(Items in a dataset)
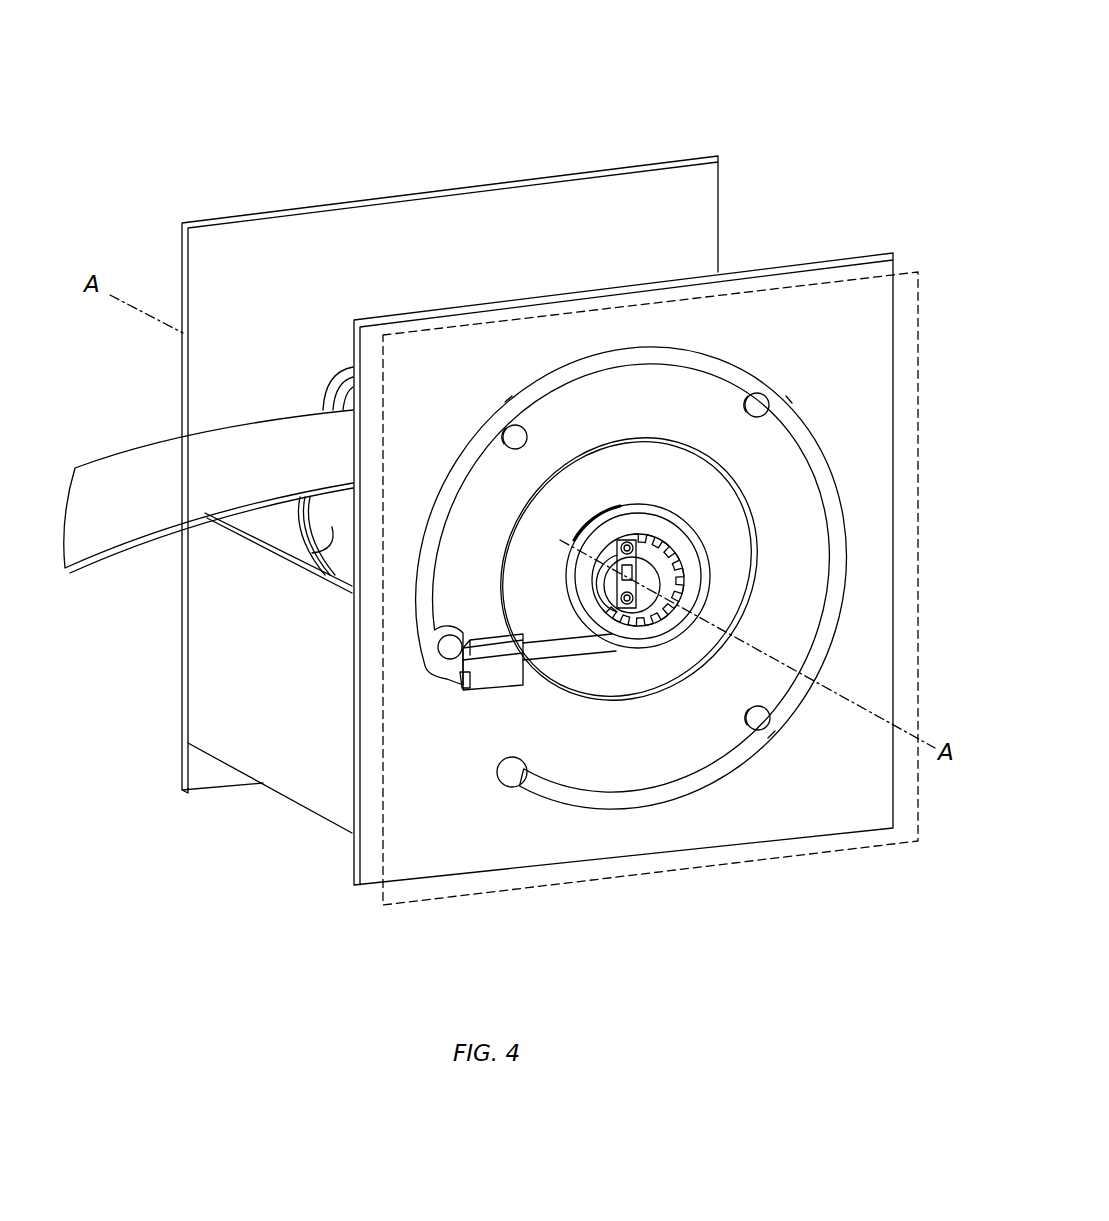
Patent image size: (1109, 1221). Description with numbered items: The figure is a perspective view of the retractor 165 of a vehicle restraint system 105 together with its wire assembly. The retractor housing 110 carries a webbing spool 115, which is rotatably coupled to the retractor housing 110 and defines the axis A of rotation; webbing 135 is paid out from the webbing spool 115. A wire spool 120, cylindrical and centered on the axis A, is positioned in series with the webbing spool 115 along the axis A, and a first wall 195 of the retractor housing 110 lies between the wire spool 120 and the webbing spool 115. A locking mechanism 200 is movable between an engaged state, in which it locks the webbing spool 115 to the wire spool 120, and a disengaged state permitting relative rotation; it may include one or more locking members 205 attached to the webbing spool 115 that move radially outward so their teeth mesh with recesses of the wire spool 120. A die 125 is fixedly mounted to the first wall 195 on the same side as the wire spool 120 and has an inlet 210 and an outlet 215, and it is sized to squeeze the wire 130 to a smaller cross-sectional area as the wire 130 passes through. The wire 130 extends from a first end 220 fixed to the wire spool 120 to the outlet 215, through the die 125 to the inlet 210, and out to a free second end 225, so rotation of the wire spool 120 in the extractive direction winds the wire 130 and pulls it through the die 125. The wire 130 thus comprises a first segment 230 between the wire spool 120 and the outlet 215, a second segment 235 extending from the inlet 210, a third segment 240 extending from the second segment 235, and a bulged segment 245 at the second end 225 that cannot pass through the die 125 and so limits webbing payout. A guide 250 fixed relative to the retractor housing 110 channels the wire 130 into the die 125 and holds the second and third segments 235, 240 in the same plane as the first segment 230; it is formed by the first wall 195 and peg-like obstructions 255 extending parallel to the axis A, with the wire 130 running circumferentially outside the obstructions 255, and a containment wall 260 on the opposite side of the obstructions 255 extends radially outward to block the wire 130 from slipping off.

The restraint system 105 is at (780, 57).
The retractor housing 110 is at (607, 167).
The webbing spool 115 is at (353, 590).
The wire spool 120 is at (722, 465).
The die 125 is at (478, 690).
The wire 130 is at (722, 355).
The webbing 135 is at (140, 445).
The retractor 165 is at (400, 185).
The first wall 195 is at (800, 263).
The locking mechanism 200 is at (660, 615).
The locking member 205 is at (665, 543).
The inlet 210 is at (476, 645).
The outlet 215 is at (527, 643).
The first end 220 is at (565, 575).
The second end 225 is at (498, 770).
The first segment 230 is at (563, 660).
The second segment 235 is at (510, 405).
The third segment 240 is at (790, 400).
The bulged segment 245 is at (507, 782).
The guide 250 is at (772, 735).
The obstructions 255 is at (537, 437).
The containment wall 260 is at (925, 318).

* **Stated task**
Starting at the beginning of the items and continuing through the line with "The restraint system 105 is at (780, 57).", write those lines again with "perspective view" changed to "isometric view" and nothing else altered. Omit the pictures.

* **Full solution**
Patent image size: (1109, 1221). Description with numbered items: The figure is a isometric view of the retractor 165 of a vehicle restraint system 105 together with its wire assembly. The retractor housing 110 carries a webbing spool 115, which is rotatably coupled to the retractor housing 110 and defines the axis A of rotation; webbing 135 is paid out from the webbing spool 115. A wire spool 120, cylindrical and centered on the axis A, is positioned in series with the webbing spool 115 along the axis A, and a first wall 195 of the retractor housing 110 lies between the wire spool 120 and the webbing spool 115. A locking mechanism 200 is movable between an engaged state, in which it locks the webbing spool 115 to the wire spool 120, and a disengaged state permitting relative rotation; it may include one or more locking members 205 attached to the webbing spool 115 that move radially outward so their teeth mesh with recesses of the wire spool 120. A die 125 is fixedly mounted to the first wall 195 on the same side as the wire spool 120 and has an inlet 210 and an outlet 215, and it is sized to squeeze the wire 130 to a smaller cross-sectional area as the wire 130 passes through. The wire 130 extends from a first end 220 fixed to the wire spool 120 to the outlet 215, through the die 125 to the inlet 210, and out to a free second end 225, so rotation of the wire spool 120 in the extractive direction winds the wire 130 and pulls it through the die 125. The wire 130 thus comprises a first segment 230 between the wire spool 120 and the outlet 215, a second segment 235 extending from the inlet 210, a third segment 240 extending from the second segment 235, and a bulged segment 245 at the second end 225 that cannot pass through the die 125 and so limits webbing payout. A guide 250 fixed relative to the retractor housing 110 channels the wire 130 into the die 125 and holds the second and third segments 235, 240 in the same plane as the first segment 230; it is formed by the first wall 195 and peg-like obstructions 255 extending parallel to the axis A, with the wire 130 running circumferentially outside the obstructions 255, and a containment wall 260 on the opposite side of the obstructions 255 extends radially outward to block the wire 130 from slipping off.

The restraint system 105 is at (780, 57).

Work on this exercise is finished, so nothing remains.